◆ **TASK TO COMPLETE**:
Tally each line where the word "Joab" occurs, then give only the total.

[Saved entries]
-- start --

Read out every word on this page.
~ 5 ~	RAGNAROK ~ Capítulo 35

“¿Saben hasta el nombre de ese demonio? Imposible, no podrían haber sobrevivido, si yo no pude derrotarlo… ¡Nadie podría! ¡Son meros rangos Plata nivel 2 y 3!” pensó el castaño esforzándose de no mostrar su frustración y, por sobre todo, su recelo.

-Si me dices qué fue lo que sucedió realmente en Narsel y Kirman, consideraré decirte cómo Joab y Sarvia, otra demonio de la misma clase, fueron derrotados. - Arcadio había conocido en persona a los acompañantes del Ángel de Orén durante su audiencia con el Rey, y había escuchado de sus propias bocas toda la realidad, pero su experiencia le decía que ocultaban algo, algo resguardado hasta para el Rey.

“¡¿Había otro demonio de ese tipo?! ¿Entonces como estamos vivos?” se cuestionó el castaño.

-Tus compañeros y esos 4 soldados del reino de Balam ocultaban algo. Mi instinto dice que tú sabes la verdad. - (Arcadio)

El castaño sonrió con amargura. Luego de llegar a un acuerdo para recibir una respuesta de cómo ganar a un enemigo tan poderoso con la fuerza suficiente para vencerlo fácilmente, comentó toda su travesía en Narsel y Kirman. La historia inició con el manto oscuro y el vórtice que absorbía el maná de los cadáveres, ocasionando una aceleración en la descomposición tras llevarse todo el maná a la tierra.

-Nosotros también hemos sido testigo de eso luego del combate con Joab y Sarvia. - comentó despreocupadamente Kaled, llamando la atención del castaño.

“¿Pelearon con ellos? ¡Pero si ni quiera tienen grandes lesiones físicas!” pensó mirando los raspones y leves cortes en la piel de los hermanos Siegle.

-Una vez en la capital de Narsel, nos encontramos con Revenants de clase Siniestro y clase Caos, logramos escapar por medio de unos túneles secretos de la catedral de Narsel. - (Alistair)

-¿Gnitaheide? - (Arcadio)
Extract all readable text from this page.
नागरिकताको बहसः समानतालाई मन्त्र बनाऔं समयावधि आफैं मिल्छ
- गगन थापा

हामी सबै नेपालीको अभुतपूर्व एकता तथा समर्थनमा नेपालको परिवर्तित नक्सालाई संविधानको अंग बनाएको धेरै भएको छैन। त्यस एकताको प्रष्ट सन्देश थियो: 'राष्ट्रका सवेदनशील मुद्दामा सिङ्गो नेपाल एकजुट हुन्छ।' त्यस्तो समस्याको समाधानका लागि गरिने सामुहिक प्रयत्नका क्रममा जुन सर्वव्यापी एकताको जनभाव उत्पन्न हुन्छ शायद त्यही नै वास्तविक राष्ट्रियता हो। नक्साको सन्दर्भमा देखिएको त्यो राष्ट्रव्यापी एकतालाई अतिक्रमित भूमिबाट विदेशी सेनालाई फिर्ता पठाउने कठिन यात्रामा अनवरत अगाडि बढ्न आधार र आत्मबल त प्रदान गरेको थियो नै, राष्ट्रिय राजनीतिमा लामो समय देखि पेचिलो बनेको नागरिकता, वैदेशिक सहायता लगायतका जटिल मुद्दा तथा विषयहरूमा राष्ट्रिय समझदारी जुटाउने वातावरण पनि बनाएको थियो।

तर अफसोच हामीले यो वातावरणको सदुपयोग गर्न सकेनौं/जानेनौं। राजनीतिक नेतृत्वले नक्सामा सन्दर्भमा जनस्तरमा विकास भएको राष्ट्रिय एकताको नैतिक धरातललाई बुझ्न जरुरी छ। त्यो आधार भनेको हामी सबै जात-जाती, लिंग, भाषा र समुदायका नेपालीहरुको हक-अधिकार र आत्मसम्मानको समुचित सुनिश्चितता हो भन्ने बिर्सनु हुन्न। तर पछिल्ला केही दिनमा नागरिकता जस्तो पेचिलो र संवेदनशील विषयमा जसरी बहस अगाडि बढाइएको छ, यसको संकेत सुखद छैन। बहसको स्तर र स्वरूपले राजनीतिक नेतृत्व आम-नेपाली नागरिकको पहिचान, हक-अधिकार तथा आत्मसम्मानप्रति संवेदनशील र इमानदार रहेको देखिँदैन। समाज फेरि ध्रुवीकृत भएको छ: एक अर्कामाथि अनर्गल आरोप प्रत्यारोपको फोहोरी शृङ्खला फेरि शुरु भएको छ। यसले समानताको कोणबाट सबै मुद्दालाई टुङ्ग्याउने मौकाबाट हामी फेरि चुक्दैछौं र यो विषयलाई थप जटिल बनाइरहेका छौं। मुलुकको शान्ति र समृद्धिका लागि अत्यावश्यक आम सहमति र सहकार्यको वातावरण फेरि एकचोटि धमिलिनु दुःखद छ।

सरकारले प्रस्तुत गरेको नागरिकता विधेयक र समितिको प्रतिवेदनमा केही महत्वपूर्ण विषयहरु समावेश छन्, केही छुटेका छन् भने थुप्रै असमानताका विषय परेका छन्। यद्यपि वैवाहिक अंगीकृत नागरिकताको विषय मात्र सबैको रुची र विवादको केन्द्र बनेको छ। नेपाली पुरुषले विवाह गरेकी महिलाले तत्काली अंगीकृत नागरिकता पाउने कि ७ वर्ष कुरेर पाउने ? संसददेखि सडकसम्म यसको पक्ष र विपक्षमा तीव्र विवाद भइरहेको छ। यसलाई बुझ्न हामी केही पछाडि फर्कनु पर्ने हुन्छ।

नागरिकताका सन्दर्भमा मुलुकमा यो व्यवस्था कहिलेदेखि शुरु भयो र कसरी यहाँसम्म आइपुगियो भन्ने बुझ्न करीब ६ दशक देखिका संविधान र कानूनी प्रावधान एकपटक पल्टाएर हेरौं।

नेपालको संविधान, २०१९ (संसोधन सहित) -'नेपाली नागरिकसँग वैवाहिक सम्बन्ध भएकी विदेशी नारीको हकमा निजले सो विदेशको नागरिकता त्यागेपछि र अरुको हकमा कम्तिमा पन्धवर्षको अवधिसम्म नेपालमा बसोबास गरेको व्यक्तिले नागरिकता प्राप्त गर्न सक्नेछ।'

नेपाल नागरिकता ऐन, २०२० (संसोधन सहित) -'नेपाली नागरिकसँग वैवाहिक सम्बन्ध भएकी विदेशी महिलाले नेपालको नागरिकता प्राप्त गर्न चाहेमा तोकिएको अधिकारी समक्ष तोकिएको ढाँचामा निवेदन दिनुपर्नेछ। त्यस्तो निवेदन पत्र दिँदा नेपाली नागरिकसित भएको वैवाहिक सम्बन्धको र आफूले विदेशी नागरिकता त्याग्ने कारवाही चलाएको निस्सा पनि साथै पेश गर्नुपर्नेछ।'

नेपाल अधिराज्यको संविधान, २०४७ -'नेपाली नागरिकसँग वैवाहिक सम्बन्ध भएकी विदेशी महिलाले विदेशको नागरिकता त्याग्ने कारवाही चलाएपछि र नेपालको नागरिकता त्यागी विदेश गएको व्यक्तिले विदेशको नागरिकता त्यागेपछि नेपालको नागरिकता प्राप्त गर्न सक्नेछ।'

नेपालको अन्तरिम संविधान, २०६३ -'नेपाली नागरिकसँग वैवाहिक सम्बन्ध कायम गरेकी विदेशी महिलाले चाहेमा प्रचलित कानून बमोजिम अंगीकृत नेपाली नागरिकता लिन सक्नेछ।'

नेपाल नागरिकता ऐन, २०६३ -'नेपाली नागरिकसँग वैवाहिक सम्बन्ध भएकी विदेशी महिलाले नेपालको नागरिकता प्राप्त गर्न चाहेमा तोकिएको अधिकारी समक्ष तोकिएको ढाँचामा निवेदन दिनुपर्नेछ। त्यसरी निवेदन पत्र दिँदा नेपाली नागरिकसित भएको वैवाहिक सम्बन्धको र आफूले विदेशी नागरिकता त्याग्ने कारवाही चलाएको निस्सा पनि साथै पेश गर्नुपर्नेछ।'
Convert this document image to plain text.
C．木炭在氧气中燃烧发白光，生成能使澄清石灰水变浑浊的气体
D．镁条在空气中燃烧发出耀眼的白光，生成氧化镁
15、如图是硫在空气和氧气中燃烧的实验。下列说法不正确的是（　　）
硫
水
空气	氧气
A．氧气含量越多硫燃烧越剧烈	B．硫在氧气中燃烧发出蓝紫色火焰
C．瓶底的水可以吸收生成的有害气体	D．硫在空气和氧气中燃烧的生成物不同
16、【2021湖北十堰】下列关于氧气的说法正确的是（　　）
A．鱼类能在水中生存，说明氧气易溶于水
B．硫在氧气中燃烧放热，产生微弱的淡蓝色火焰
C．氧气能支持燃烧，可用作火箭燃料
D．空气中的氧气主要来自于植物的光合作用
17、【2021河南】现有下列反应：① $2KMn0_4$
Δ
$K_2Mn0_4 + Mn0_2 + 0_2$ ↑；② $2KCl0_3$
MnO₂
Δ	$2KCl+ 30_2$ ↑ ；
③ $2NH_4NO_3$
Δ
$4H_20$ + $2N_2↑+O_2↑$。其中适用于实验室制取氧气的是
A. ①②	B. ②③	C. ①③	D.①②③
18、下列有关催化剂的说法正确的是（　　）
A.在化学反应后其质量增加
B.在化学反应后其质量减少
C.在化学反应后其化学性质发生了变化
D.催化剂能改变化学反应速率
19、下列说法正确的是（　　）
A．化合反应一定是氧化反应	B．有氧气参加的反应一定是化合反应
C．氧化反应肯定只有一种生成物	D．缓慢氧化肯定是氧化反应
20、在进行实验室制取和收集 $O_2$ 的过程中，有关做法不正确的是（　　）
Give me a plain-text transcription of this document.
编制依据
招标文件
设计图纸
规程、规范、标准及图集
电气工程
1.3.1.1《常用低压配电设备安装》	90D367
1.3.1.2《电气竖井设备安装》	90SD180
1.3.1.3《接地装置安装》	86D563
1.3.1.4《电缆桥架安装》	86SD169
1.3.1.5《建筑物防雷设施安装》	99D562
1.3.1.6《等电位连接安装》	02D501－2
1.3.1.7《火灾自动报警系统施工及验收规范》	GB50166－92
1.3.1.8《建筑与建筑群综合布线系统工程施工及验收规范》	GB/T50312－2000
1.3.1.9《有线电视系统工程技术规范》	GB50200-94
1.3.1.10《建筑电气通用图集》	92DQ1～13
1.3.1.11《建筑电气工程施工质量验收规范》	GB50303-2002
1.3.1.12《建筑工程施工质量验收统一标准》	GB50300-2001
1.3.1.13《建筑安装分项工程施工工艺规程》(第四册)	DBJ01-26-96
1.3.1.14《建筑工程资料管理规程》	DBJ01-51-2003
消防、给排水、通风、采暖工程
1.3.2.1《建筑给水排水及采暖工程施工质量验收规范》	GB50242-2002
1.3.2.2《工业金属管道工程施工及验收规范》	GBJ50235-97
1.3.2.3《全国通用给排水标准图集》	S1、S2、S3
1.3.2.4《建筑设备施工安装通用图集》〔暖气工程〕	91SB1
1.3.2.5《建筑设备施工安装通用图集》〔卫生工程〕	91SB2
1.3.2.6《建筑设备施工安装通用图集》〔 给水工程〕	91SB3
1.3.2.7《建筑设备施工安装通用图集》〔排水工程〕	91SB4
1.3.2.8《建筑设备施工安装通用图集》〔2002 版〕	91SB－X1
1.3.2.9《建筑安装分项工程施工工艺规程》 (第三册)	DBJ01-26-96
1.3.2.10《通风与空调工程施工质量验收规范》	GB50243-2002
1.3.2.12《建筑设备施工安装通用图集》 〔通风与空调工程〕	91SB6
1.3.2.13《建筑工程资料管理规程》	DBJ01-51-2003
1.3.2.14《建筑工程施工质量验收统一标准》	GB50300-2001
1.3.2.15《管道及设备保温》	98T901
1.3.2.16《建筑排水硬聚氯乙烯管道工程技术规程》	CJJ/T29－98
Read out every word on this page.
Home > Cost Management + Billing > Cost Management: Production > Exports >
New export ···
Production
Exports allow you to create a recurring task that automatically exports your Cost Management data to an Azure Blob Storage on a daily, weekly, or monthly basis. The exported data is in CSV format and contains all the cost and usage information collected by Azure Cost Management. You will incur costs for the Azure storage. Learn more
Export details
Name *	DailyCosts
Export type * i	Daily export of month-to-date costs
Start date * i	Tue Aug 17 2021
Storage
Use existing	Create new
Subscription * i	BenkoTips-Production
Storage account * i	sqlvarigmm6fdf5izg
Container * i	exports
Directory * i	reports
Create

-- end --

◆ **SOLUTION TO THIS EXERCISE**:
2